** start Data rows **

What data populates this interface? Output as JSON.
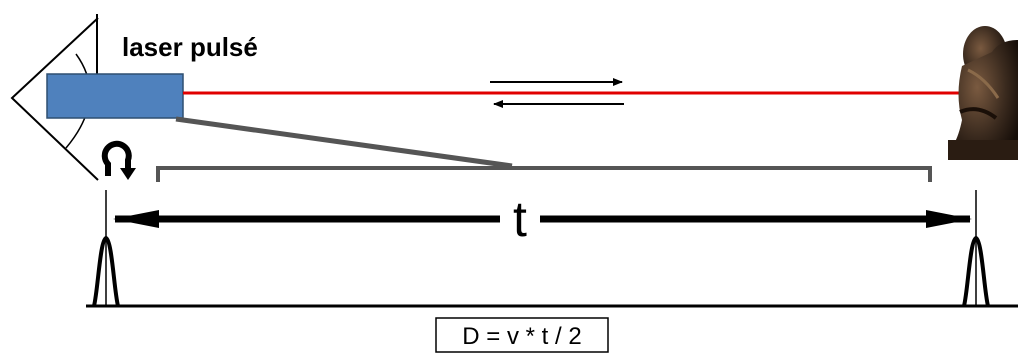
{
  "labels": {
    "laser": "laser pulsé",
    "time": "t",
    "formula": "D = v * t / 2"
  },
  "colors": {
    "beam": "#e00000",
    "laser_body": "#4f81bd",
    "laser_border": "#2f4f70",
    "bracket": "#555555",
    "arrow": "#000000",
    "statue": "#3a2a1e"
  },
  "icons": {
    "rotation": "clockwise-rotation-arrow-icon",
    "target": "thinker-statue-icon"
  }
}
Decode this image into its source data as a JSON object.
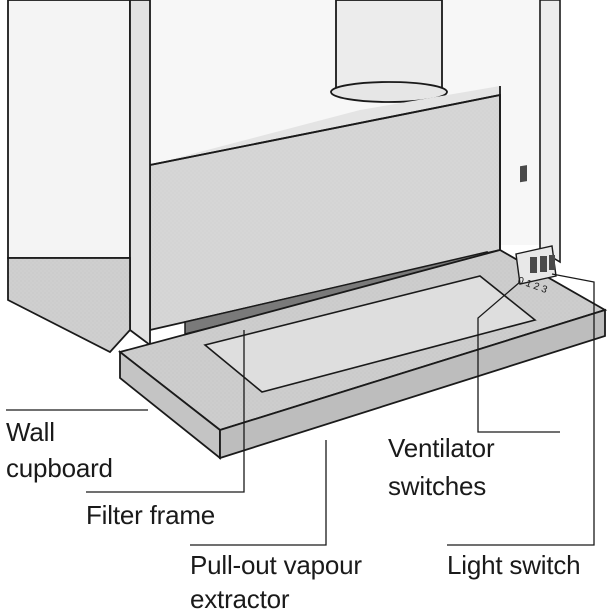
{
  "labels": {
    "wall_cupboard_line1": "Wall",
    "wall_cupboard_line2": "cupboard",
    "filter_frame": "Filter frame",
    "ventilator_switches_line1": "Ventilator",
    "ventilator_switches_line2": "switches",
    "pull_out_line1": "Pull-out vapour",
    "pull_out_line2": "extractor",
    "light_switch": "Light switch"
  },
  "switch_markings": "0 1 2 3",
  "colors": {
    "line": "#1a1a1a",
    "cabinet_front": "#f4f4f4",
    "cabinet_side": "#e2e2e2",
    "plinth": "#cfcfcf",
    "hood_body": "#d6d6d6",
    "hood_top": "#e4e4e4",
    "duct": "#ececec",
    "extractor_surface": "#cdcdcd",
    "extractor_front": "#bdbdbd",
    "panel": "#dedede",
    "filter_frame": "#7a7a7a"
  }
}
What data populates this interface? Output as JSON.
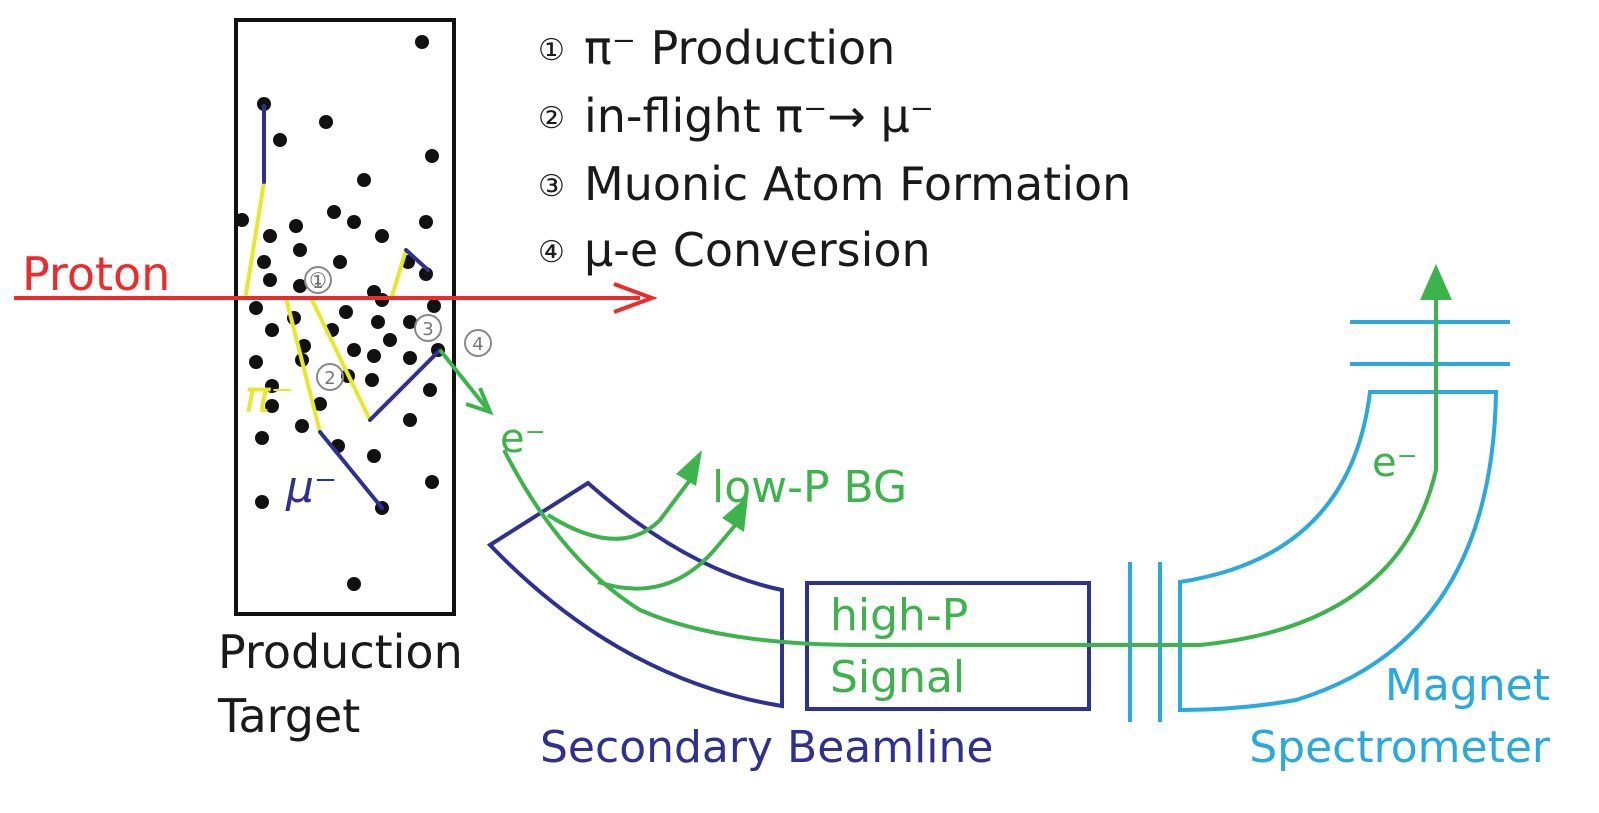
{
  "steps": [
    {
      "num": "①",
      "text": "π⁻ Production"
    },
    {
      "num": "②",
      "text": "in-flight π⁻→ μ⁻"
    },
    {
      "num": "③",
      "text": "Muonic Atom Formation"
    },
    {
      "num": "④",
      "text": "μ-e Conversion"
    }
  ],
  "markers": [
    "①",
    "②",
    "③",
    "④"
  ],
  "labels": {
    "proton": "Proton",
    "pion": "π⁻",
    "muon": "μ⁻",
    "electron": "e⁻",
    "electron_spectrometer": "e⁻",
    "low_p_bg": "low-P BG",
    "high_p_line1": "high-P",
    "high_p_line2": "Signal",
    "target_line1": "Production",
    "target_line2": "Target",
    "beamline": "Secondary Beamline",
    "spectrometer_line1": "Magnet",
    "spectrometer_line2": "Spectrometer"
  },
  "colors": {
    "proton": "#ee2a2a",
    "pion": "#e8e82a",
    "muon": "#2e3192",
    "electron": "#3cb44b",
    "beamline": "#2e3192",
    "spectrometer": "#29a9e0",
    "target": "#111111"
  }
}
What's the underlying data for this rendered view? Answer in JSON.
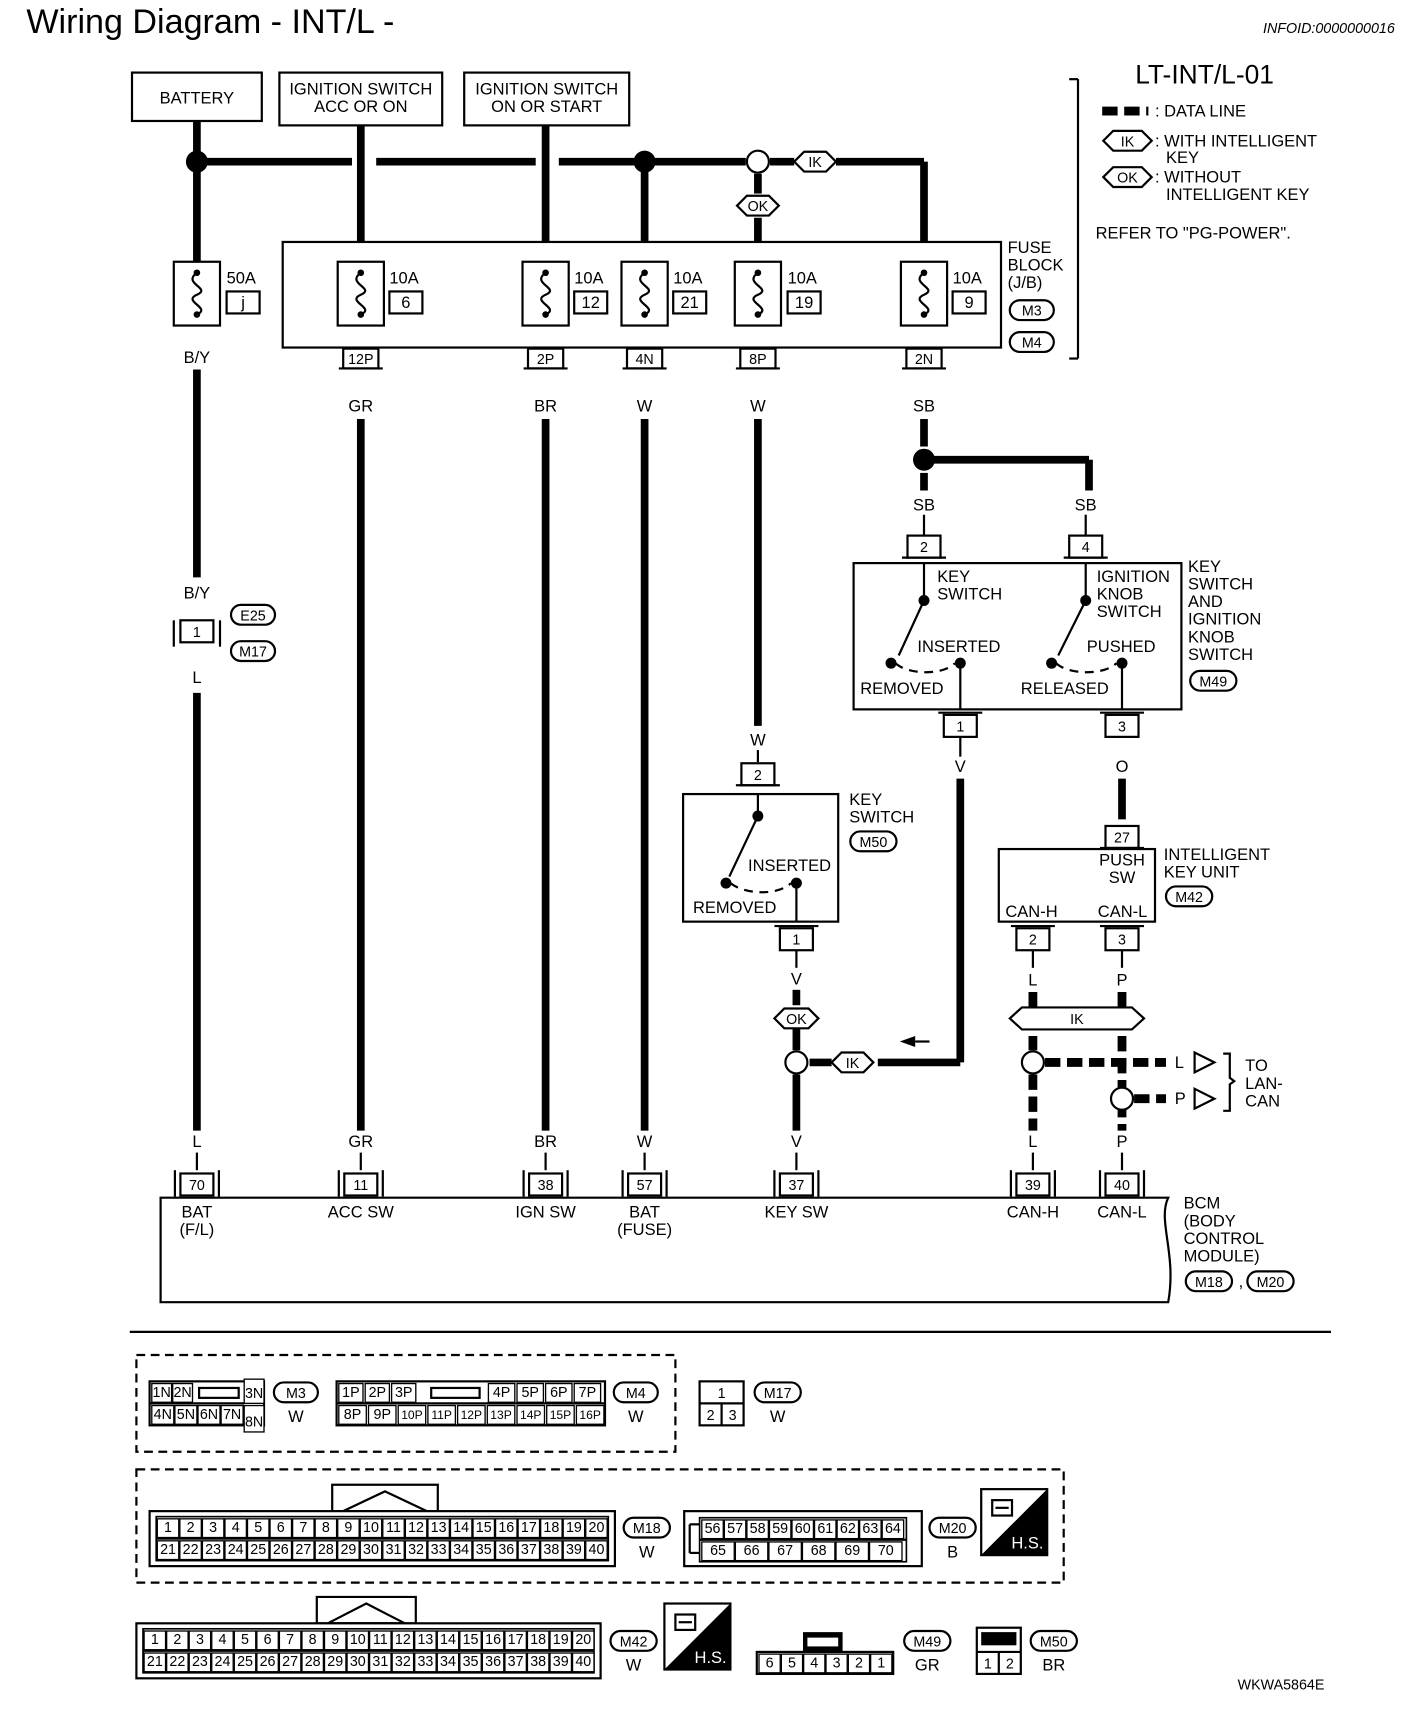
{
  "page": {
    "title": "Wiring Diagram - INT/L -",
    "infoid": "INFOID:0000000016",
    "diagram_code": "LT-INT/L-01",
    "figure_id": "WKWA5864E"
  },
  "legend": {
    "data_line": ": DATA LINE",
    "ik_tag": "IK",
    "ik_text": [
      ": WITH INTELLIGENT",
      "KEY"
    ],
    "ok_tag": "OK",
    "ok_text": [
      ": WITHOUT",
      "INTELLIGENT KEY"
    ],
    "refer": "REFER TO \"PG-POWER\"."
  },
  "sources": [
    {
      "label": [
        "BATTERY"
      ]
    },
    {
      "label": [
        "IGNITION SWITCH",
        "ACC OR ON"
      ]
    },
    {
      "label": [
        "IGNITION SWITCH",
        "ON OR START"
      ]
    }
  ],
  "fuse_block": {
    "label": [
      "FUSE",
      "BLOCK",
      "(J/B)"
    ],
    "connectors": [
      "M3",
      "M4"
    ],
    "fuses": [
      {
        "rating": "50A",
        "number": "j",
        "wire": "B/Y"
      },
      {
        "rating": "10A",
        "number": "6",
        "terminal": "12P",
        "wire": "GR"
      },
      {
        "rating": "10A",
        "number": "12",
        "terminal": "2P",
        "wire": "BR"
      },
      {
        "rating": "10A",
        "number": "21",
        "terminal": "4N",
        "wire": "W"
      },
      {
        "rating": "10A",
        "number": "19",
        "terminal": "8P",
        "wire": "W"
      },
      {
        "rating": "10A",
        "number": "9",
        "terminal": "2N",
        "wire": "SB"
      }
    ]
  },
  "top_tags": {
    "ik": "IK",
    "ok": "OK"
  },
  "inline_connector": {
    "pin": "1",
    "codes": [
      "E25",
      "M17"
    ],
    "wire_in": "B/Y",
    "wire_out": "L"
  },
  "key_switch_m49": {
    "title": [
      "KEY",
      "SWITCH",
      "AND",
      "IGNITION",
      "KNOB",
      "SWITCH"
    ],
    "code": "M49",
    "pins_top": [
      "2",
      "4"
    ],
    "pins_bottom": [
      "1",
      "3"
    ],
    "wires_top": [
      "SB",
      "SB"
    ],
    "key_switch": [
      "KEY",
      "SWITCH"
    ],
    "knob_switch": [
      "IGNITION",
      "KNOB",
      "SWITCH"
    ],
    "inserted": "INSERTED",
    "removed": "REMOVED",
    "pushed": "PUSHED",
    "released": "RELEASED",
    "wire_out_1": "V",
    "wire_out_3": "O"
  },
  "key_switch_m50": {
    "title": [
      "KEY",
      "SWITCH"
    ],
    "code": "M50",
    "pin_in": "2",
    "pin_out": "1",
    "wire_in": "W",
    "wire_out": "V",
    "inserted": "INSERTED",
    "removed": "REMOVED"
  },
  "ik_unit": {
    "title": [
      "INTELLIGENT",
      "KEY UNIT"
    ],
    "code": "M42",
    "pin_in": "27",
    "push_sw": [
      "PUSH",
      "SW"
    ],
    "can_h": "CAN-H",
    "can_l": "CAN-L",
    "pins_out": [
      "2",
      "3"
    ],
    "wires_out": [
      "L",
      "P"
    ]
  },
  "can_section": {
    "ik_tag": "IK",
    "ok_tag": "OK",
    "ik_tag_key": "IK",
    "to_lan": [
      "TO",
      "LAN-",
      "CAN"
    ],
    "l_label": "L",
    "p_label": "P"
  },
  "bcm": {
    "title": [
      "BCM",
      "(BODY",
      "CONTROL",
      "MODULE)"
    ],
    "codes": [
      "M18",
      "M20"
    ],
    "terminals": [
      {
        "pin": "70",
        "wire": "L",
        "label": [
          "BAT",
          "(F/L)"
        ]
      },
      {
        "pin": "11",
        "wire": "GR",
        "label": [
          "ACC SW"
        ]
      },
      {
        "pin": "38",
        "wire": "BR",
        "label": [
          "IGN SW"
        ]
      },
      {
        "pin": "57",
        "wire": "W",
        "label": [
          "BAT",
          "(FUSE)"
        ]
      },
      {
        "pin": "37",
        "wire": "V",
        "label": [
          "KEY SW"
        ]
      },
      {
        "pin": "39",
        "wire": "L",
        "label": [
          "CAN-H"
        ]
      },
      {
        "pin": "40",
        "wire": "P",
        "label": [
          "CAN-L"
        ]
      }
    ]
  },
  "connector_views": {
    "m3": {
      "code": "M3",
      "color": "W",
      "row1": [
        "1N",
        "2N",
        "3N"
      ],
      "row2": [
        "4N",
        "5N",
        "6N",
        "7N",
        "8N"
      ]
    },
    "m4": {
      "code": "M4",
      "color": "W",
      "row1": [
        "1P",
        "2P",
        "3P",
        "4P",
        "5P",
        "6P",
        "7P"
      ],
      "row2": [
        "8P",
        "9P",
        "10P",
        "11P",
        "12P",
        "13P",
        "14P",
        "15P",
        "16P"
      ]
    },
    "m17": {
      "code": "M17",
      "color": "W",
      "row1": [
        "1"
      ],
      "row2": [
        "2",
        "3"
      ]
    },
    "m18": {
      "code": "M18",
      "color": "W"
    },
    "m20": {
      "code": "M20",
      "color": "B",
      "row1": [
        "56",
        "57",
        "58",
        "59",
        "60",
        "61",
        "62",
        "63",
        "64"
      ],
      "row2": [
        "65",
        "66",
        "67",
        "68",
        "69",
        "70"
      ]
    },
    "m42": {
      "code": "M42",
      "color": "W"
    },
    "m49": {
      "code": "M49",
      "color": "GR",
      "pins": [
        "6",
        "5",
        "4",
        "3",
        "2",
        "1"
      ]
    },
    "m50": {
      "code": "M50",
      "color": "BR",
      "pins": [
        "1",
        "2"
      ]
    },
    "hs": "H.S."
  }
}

** end Data rows **

■ Aim of the task ■
Track down the lines that include the word "arrow" and copy them.

■ Right answer ■
    "arrow": "#000000",
    "rotation": "clockwise-rotation-arrow-icon",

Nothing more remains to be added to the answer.